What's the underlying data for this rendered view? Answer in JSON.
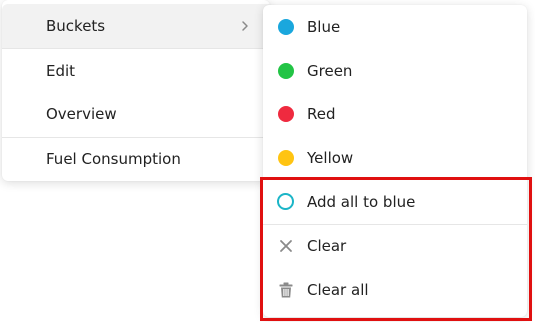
{
  "main_menu": {
    "items": [
      {
        "label": "Buckets"
      },
      {
        "label": "Edit"
      },
      {
        "label": "Overview"
      },
      {
        "label": "Fuel Consumption"
      }
    ]
  },
  "sub_menu": {
    "items": [
      {
        "label": "Blue",
        "color": "#1aa7dd"
      },
      {
        "label": "Green",
        "color": "#22c445"
      },
      {
        "label": "Red",
        "color": "#ef2a3f"
      },
      {
        "label": "Yellow",
        "color": "#ffc412"
      },
      {
        "label": "Add all to blue",
        "icon": "circle-outline-icon"
      },
      {
        "label": "Clear",
        "icon": "x-icon"
      },
      {
        "label": "Clear all",
        "icon": "trash-icon"
      }
    ]
  },
  "colors": {
    "highlight_border": "#e01010",
    "ring": "#1bb5c7",
    "icon_gray": "#8a8a8a"
  }
}
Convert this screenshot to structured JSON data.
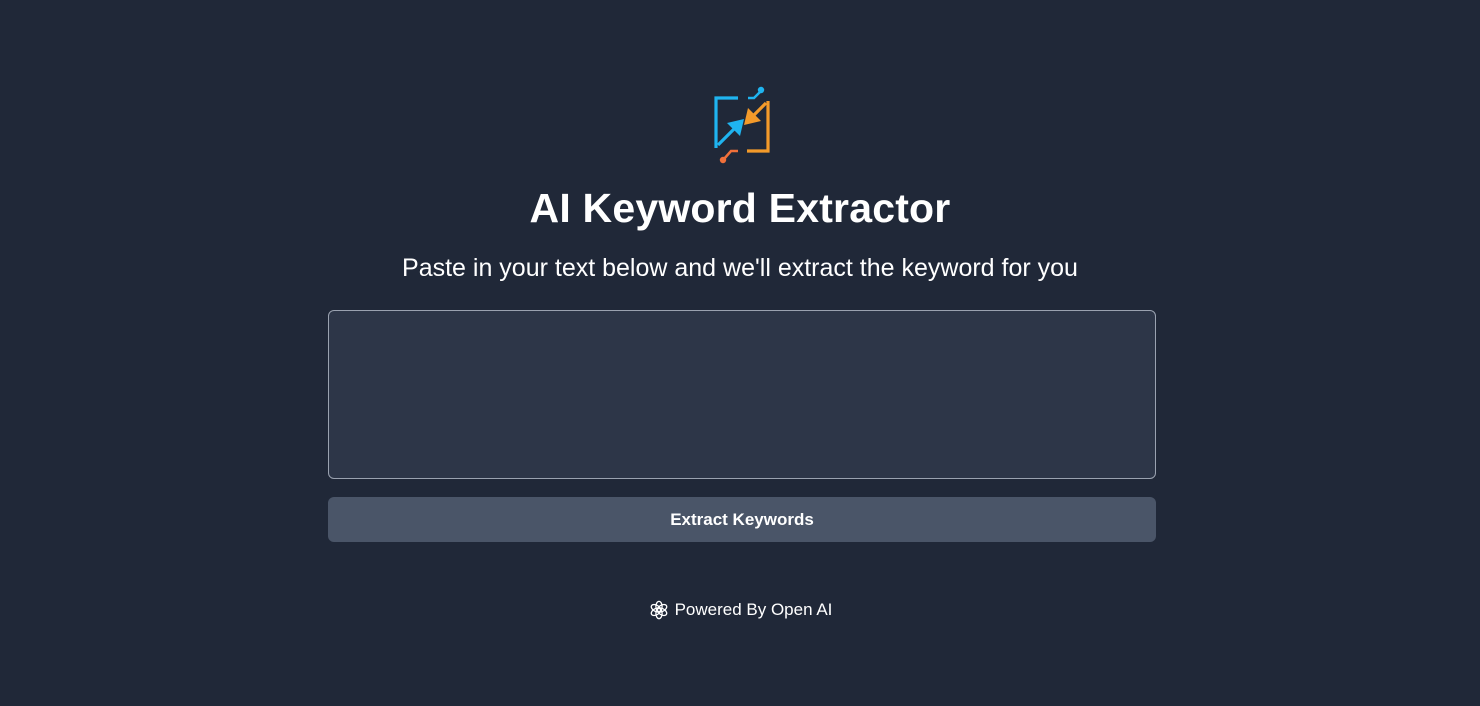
{
  "app": {
    "logo_icon": "keyword-extractor-logo-icon",
    "title": "AI Keyword Extractor",
    "subtitle": "Paste in your text below and we'll extract the keyword for you"
  },
  "input": {
    "value": "",
    "placeholder": ""
  },
  "actions": {
    "extract_label": "Extract Keywords"
  },
  "footer": {
    "icon": "openai-icon",
    "text": "Powered By Open AI"
  },
  "colors": {
    "background": "#202838",
    "textarea_bg": "#2d3648",
    "button_bg": "#4a5568",
    "logo_blue": "#1fb4f0",
    "logo_orange": "#f39a2a"
  }
}
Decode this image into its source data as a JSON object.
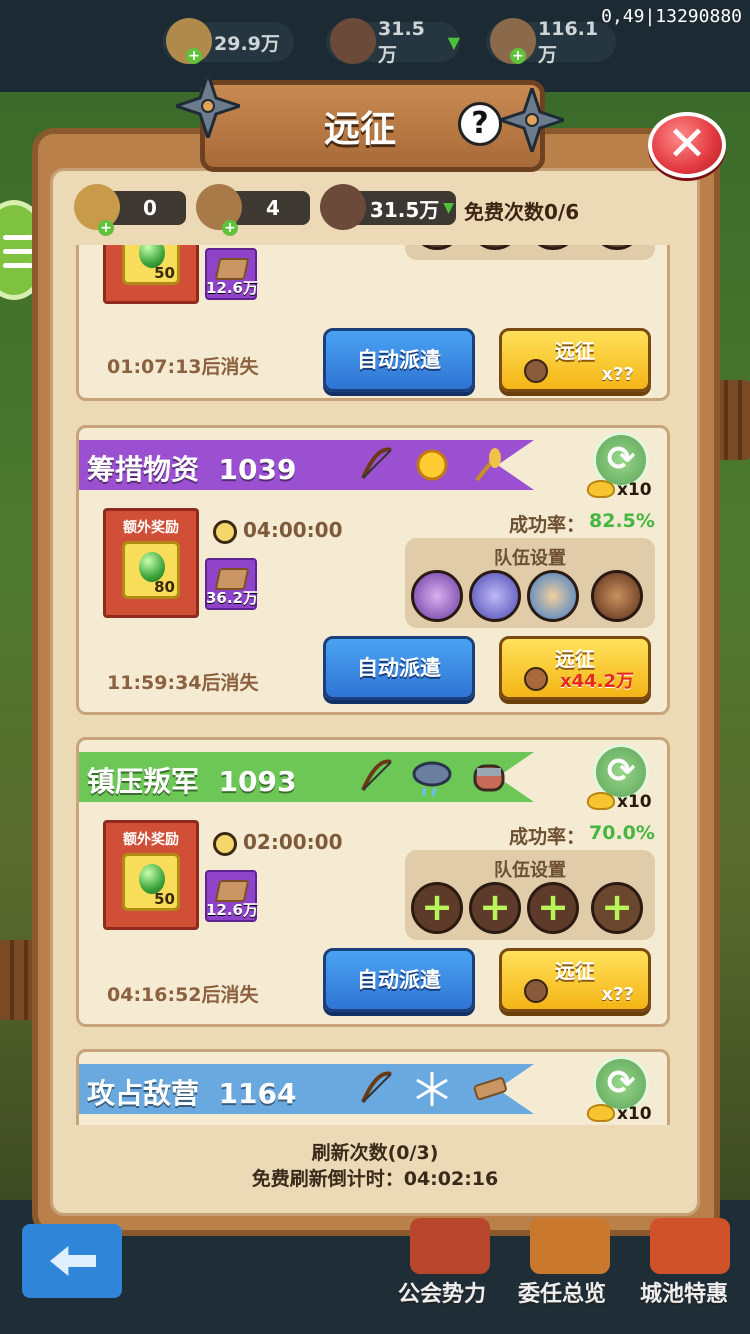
{
  "debug_id": "0,49|13290880",
  "top_resources": [
    {
      "icon": "wheat-icon",
      "value": "29.9万"
    },
    {
      "icon": "warrior-icon",
      "value": "31.5万"
    },
    {
      "icon": "wood-icon",
      "value": "116.1万"
    }
  ],
  "title": "远征",
  "help": "?",
  "close": "✕",
  "header": {
    "items": [
      {
        "icon": "scroll-ticket-icon",
        "value": "0"
      },
      {
        "icon": "wood-bundle-icon",
        "value": "4"
      },
      {
        "icon": "warrior-icon",
        "value": "31.5万"
      }
    ],
    "free_count": "免费次数0/6"
  },
  "cards": [
    {
      "reward_gem": "50",
      "reward_wood": "12.6万",
      "expire": "01:07:13后消失",
      "auto_label": "自动派遣",
      "go_label": "远征",
      "go_cost": "x??"
    },
    {
      "title": "筹措物资",
      "power": "1039",
      "color": "#9b4fd1",
      "refresh_cost": "x10",
      "extra_label": "额外奖励",
      "time": "04:00:00",
      "rate_label": "成功率：",
      "rate": "82.5%",
      "team_label": "队伍设置",
      "reward_gem": "80",
      "reward_wood": "36.2万",
      "expire": "11:59:34后消失",
      "auto_label": "自动派遣",
      "go_label": "远征",
      "go_cost": "x44.2万"
    },
    {
      "title": "镇压叛军",
      "power": "1093",
      "color": "#6cc756",
      "refresh_cost": "x10",
      "extra_label": "额外奖励",
      "time": "02:00:00",
      "rate_label": "成功率：",
      "rate": "70.0%",
      "team_label": "队伍设置",
      "reward_gem": "50",
      "reward_wood": "12.6万",
      "expire": "04:16:52后消失",
      "auto_label": "自动派遣",
      "go_label": "远征",
      "go_cost": "x??"
    },
    {
      "title": "攻占敌营",
      "power": "1164",
      "color": "#6aa8e0",
      "refresh_cost": "x10"
    }
  ],
  "slot_plus": "+",
  "refresh_glyph": "⟳",
  "footer": {
    "refresh_count": "刷新次数(0/3)",
    "countdown": "免费刷新倒计时：04:02:16"
  },
  "bottom_nav": [
    "公会势力",
    "委任总览",
    "城池特惠"
  ]
}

- Brief: Transcribe the listing in full and omit the pictures.

- Task output:
What's the underlying data for this rendered view? Answer in JSON.
{
  "main_menu": {
    "items": [
      {
        "label": "Buckets"
      },
      {
        "label": "Edit"
      },
      {
        "label": "Overview"
      },
      {
        "label": "Fuel Consumption"
      }
    ]
  },
  "sub_menu": {
    "items": [
      {
        "label": "Blue",
        "color": "#1aa7dd"
      },
      {
        "label": "Green",
        "color": "#22c445"
      },
      {
        "label": "Red",
        "color": "#ef2a3f"
      },
      {
        "label": "Yellow",
        "color": "#ffc412"
      },
      {
        "label": "Add all to blue",
        "icon": "circle-outline-icon"
      },
      {
        "label": "Clear",
        "icon": "x-icon"
      },
      {
        "label": "Clear all",
        "icon": "trash-icon"
      }
    ]
  },
  "colors": {
    "highlight_border": "#e01010",
    "ring": "#1bb5c7",
    "icon_gray": "#8a8a8a"
  }
}
Convert this screenshot to structured JSON data.
{
  "app": {
    "logo_icon": "keyword-extractor-logo-icon",
    "title": "AI Keyword Extractor",
    "subtitle": "Paste in your text below and we'll extract the keyword for you"
  },
  "input": {
    "value": "",
    "placeholder": ""
  },
  "actions": {
    "extract_label": "Extract Keywords"
  },
  "footer": {
    "icon": "openai-icon",
    "text": "Powered By Open AI"
  },
  "colors": {
    "background": "#202838",
    "textarea_bg": "#2d3648",
    "button_bg": "#4a5568",
    "logo_blue": "#1fb4f0",
    "logo_orange": "#f39a2a"
  }
}
Decode this image into its source data as a JSON object.
{
  "debug_id": "0,49|13290880",
  "top_resources": [
    {
      "icon": "wheat-icon",
      "value": "29.9万"
    },
    {
      "icon": "warrior-icon",
      "value": "31.5万"
    },
    {
      "icon": "wood-icon",
      "value": "116.1万"
    }
  ],
  "title": "远征",
  "help": "?",
  "close": "✕",
  "header": {
    "items": [
      {
        "icon": "scroll-ticket-icon",
        "value": "0"
      },
      {
        "icon": "wood-bundle-icon",
        "value": "4"
      },
      {
        "icon": "warrior-icon",
        "value": "31.5万"
      }
    ],
    "free_count": "免费次数0/6"
  },
  "cards": [
    {
      "reward_gem": "50",
      "reward_wood": "12.6万",
      "expire": "01:07:13后消失",
      "auto_label": "自动派遣",
      "go_label": "远征",
      "go_cost": "x??"
    },
    {
      "title": "筹措物资",
      "power": "1039",
      "color": "#9b4fd1",
      "refresh_cost": "x10",
      "extra_label": "额外奖励",
      "time": "04:00:00",
      "rate_label": "成功率：",
      "rate": "82.5%",
      "team_label": "队伍设置",
      "reward_gem": "80",
      "reward_wood": "36.2万",
      "expire": "11:59:34后消失",
      "auto_label": "自动派遣",
      "go_label": "远征",
      "go_cost": "x44.2万"
    },
    {
      "title": "镇压叛军",
      "power": "1093",
      "color": "#6cc756",
      "refresh_cost": "x10",
      "extra_label": "额外奖励",
      "time": "02:00:00",
      "rate_label": "成功率：",
      "rate": "70.0%",
      "team_label": "队伍设置",
      "reward_gem": "50",
      "reward_wood": "12.6万",
      "expire": "04:16:52后消失",
      "auto_label": "自动派遣",
      "go_label": "远征",
      "go_cost": "x??"
    },
    {
      "title": "攻占敌营",
      "power": "1164",
      "color": "#6aa8e0",
      "refresh_cost": "x10"
    }
  ],
  "slot_plus": "+",
  "refresh_glyph": "⟳",
  "footer": {
    "refresh_count": "刷新次数(0/3)",
    "countdown": "免费刷新倒计时：04:02:16"
  },
  "bottom_nav": [
    "公会势力",
    "委任总览",
    "城池特惠"
  ]
}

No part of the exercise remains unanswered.